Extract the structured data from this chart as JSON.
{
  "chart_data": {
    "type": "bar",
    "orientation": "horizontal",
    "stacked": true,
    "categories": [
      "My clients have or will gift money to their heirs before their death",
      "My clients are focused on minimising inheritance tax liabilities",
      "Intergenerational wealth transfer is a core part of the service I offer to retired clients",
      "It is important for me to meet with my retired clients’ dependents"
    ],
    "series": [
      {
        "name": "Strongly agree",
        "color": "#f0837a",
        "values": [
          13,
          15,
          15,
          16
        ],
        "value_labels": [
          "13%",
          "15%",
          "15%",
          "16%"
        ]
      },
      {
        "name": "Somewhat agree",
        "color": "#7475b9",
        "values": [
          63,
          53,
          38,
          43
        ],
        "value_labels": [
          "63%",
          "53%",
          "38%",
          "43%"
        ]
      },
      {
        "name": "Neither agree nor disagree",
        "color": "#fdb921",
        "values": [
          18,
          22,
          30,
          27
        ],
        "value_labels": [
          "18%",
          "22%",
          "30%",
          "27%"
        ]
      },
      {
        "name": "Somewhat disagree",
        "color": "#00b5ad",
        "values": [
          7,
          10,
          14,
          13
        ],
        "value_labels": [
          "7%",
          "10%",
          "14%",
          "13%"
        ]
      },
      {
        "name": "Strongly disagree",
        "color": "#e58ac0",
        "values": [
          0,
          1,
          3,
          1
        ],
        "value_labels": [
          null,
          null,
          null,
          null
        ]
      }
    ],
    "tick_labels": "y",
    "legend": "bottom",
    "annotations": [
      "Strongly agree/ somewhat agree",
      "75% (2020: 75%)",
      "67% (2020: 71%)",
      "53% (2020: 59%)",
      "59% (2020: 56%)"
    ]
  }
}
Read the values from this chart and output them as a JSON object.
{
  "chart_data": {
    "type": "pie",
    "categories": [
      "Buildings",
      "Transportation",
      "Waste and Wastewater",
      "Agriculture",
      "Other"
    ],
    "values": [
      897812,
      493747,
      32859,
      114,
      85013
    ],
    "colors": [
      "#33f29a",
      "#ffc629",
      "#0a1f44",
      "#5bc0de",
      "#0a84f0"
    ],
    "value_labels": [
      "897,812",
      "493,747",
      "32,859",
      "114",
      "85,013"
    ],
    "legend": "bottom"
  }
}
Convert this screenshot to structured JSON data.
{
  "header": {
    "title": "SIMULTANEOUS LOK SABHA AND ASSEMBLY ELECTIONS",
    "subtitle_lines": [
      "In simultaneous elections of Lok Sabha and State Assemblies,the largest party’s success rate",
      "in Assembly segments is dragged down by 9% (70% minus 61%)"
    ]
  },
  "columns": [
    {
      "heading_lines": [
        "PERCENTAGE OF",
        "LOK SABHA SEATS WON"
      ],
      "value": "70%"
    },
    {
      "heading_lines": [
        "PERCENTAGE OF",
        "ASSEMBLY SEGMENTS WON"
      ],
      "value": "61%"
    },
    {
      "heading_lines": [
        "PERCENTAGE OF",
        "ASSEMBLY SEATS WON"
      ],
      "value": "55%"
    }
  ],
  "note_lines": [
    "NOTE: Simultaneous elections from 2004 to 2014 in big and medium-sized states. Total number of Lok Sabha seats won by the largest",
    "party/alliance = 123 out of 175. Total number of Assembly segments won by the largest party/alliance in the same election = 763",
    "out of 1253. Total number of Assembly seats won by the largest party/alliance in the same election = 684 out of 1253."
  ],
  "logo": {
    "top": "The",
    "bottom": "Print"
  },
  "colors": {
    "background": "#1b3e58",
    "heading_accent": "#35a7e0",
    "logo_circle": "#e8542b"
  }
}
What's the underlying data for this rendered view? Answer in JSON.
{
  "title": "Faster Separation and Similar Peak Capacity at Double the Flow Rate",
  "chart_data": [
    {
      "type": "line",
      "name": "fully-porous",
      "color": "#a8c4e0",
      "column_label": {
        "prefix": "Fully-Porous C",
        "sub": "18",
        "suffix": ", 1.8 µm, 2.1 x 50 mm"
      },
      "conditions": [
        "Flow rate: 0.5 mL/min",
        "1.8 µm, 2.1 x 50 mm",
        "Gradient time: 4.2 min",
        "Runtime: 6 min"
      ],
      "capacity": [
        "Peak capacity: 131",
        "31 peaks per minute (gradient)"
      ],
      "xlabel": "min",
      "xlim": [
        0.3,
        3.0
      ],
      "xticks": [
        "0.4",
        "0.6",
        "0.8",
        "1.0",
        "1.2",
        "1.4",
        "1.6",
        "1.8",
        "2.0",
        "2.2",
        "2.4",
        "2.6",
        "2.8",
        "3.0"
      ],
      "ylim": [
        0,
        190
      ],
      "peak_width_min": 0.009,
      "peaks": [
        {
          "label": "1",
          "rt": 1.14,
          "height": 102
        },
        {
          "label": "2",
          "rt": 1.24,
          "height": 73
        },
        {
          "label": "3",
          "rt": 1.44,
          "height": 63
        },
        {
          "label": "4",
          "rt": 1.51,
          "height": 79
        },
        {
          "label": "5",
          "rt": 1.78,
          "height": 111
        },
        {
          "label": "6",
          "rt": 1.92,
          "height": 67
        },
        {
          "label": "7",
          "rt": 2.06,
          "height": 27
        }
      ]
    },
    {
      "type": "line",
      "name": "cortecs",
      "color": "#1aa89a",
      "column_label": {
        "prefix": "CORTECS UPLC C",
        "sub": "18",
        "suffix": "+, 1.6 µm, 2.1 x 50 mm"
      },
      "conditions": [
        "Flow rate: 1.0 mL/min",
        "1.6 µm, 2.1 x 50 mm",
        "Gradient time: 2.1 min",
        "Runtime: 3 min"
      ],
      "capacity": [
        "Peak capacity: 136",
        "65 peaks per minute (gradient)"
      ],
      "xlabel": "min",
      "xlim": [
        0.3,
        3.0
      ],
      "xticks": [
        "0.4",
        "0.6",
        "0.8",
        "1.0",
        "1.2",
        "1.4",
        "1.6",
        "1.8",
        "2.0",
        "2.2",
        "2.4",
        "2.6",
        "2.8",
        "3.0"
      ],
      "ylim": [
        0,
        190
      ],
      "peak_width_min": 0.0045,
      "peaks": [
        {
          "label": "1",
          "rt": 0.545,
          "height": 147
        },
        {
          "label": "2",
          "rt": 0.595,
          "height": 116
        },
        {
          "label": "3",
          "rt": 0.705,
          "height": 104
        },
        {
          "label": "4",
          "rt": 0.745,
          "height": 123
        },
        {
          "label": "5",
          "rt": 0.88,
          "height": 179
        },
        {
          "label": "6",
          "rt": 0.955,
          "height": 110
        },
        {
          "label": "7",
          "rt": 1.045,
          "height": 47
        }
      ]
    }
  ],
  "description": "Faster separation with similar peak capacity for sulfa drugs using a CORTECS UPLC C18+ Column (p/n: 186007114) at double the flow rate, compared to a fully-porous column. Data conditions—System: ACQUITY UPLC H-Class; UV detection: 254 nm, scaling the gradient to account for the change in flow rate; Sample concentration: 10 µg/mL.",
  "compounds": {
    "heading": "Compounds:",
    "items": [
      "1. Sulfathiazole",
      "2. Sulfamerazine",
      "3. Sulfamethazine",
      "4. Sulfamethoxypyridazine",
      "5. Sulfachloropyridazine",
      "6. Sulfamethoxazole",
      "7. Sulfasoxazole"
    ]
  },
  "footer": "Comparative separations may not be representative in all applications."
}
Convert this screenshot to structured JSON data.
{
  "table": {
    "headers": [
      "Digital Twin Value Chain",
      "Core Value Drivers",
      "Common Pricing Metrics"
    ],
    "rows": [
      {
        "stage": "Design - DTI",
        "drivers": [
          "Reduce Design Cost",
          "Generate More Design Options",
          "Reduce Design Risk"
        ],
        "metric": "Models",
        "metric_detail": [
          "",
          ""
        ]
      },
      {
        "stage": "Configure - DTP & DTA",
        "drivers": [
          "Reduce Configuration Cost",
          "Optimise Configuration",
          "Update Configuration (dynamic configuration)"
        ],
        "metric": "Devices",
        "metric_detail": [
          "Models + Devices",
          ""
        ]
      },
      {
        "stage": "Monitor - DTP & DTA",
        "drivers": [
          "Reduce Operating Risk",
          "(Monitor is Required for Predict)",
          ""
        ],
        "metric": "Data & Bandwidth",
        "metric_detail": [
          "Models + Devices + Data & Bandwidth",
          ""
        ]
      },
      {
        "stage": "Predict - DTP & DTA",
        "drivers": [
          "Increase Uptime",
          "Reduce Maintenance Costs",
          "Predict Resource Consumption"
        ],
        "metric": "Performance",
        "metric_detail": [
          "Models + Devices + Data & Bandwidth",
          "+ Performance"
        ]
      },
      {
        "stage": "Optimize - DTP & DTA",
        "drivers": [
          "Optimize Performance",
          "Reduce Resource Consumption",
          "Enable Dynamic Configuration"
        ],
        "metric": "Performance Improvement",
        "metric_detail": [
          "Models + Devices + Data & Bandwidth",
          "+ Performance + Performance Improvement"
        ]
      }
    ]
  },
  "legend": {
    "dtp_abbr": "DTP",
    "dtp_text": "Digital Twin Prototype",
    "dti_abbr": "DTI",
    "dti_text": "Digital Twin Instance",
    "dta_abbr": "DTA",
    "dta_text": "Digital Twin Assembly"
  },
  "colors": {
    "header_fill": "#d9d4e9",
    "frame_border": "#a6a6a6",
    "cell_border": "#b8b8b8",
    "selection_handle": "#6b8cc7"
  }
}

----------------------------------------

**WHAT NEEDS TO BE DONE**
Read through the data and copy every line where "party" shows up.

**THE RESULT**
      "In simultaneous elections of Lok Sabha and State Assemblies,the largest party’s success rate",
    "party/alliance = 123 out of 175. Total number of Assembly segments won by the largest party/alliance in the same election = 763",
    "out of 1253. Total number of Assembly seats won by the largest party/alliance in the same election = 684 out of 1253."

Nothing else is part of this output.